+++ Records supplied +++

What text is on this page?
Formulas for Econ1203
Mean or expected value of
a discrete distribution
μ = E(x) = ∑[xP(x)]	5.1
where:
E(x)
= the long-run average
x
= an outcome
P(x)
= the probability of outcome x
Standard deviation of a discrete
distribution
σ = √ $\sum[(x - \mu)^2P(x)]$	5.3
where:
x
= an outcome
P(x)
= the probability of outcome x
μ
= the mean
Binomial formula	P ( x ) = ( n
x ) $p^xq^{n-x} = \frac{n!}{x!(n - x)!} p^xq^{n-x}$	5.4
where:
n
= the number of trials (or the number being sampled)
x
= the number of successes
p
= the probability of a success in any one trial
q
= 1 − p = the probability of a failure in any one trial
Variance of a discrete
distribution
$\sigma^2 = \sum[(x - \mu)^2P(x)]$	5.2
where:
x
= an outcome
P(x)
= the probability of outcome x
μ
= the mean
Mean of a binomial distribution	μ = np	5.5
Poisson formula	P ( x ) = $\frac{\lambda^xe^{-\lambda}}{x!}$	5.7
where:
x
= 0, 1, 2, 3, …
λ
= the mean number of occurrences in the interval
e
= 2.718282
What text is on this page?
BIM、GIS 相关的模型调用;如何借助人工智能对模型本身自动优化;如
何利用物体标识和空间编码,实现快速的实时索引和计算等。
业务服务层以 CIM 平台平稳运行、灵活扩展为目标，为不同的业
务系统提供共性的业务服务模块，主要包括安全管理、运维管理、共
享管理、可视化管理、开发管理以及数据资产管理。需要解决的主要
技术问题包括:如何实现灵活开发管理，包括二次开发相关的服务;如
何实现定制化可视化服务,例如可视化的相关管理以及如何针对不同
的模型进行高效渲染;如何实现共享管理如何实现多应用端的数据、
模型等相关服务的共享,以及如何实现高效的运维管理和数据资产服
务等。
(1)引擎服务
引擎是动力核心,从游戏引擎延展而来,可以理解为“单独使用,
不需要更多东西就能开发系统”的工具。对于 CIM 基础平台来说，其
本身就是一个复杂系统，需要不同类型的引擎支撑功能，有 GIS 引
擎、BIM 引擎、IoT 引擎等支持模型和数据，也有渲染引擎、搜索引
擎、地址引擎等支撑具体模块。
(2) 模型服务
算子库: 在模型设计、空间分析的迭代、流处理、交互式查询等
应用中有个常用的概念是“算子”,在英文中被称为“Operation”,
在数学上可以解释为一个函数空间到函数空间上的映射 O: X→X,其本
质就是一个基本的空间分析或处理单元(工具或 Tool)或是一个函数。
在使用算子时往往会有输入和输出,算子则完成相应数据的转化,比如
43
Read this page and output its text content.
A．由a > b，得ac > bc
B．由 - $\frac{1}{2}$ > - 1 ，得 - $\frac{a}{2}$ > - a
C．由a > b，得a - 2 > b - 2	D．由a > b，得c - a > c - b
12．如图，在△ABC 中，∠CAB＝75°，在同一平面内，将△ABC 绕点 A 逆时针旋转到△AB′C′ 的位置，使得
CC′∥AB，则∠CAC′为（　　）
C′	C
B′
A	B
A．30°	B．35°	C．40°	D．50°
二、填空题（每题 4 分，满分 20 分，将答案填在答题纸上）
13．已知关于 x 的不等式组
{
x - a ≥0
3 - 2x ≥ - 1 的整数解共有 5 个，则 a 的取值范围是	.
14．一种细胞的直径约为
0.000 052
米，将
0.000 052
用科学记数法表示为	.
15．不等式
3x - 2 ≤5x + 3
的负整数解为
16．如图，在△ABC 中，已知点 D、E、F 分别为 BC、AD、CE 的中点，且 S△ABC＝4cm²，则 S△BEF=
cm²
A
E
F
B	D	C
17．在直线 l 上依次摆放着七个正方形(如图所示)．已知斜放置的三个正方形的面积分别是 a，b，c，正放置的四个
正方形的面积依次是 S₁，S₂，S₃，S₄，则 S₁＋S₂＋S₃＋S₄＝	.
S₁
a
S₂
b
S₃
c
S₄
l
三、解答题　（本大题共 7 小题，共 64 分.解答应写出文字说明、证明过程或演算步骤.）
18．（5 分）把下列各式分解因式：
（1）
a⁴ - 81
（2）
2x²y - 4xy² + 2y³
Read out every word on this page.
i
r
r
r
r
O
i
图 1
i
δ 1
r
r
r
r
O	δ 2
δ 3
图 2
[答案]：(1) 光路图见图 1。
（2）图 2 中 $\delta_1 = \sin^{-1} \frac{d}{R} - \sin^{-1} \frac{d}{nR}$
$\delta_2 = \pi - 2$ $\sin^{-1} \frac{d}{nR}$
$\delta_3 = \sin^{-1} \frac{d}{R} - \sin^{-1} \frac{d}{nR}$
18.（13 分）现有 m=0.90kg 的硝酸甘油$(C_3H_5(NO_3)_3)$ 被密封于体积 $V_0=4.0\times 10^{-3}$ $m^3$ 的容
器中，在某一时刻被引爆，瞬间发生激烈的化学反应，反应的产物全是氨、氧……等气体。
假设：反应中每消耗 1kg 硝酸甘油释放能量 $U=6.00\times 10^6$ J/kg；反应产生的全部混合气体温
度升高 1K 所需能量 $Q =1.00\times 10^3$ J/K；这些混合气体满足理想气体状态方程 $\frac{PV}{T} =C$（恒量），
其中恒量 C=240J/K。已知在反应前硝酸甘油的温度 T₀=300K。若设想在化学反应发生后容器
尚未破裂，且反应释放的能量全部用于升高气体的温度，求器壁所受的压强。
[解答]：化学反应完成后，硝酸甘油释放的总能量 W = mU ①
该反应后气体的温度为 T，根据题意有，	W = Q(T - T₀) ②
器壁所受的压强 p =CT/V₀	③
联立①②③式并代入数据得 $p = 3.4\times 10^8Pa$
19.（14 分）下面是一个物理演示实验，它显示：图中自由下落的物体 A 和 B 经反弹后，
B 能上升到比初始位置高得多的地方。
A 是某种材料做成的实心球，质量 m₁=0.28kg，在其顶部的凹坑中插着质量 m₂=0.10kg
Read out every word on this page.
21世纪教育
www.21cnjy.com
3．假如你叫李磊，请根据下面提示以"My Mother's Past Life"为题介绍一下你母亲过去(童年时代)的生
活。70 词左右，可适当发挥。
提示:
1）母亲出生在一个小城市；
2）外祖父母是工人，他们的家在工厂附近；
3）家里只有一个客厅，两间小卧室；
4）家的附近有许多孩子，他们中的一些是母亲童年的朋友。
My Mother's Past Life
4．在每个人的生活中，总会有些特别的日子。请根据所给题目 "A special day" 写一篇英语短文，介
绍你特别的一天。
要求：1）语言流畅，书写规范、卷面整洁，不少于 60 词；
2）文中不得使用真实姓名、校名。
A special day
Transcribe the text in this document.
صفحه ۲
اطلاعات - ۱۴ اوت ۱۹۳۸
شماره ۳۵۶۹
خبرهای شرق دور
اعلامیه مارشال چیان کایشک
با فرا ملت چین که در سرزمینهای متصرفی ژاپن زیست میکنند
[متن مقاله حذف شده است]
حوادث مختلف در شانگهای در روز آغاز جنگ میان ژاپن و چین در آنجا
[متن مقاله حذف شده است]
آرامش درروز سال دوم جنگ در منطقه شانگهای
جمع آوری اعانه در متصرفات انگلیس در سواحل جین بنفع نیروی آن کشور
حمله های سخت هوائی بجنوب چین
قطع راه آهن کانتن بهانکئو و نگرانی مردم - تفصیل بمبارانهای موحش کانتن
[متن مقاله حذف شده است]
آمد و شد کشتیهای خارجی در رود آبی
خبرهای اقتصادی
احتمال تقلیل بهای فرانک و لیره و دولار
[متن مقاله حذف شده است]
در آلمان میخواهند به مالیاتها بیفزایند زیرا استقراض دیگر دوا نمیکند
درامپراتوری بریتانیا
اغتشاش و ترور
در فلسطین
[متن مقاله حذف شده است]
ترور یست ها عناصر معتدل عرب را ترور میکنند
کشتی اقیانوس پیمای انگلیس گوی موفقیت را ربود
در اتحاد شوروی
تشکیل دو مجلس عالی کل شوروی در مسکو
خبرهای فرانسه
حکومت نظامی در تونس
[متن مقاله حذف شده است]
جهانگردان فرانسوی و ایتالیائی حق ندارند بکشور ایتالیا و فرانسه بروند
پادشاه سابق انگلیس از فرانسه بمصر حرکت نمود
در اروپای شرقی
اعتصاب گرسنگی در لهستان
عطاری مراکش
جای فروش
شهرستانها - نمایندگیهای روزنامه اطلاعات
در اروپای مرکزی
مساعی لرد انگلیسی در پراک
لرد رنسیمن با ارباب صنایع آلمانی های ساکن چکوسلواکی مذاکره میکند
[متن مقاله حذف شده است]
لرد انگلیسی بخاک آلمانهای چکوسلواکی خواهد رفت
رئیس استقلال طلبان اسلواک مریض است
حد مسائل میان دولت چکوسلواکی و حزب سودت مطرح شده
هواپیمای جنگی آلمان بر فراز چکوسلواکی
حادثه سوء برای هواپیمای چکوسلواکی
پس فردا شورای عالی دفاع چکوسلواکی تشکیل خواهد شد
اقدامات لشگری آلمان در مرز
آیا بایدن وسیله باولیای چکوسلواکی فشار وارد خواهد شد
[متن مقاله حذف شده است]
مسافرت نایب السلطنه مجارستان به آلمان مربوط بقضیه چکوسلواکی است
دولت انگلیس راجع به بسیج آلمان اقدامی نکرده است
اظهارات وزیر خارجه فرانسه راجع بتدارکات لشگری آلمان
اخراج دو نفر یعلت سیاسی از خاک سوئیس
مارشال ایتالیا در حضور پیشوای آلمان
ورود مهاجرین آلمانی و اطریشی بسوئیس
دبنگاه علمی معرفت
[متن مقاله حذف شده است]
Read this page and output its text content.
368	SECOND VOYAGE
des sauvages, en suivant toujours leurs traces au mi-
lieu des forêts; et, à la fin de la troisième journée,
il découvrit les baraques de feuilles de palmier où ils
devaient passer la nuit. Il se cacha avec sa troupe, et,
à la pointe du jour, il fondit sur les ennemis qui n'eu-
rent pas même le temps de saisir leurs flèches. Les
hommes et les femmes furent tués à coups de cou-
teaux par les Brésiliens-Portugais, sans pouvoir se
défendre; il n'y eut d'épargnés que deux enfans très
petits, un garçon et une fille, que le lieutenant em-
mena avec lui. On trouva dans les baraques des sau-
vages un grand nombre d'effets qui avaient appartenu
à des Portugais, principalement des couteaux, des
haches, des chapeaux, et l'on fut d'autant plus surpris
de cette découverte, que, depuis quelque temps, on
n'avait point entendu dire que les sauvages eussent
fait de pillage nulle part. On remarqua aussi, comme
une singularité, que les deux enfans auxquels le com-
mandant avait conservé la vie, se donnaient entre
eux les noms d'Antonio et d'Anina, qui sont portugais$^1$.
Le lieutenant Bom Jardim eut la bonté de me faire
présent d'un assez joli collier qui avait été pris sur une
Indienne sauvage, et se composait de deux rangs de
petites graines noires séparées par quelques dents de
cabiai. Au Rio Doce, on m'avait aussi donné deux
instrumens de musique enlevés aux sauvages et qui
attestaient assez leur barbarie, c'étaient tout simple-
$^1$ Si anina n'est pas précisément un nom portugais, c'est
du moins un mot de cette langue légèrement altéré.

+++

» What you have to do
From the records above, work out how many lines contain the string "فرانسه". Give only the number.

» Response to this task
4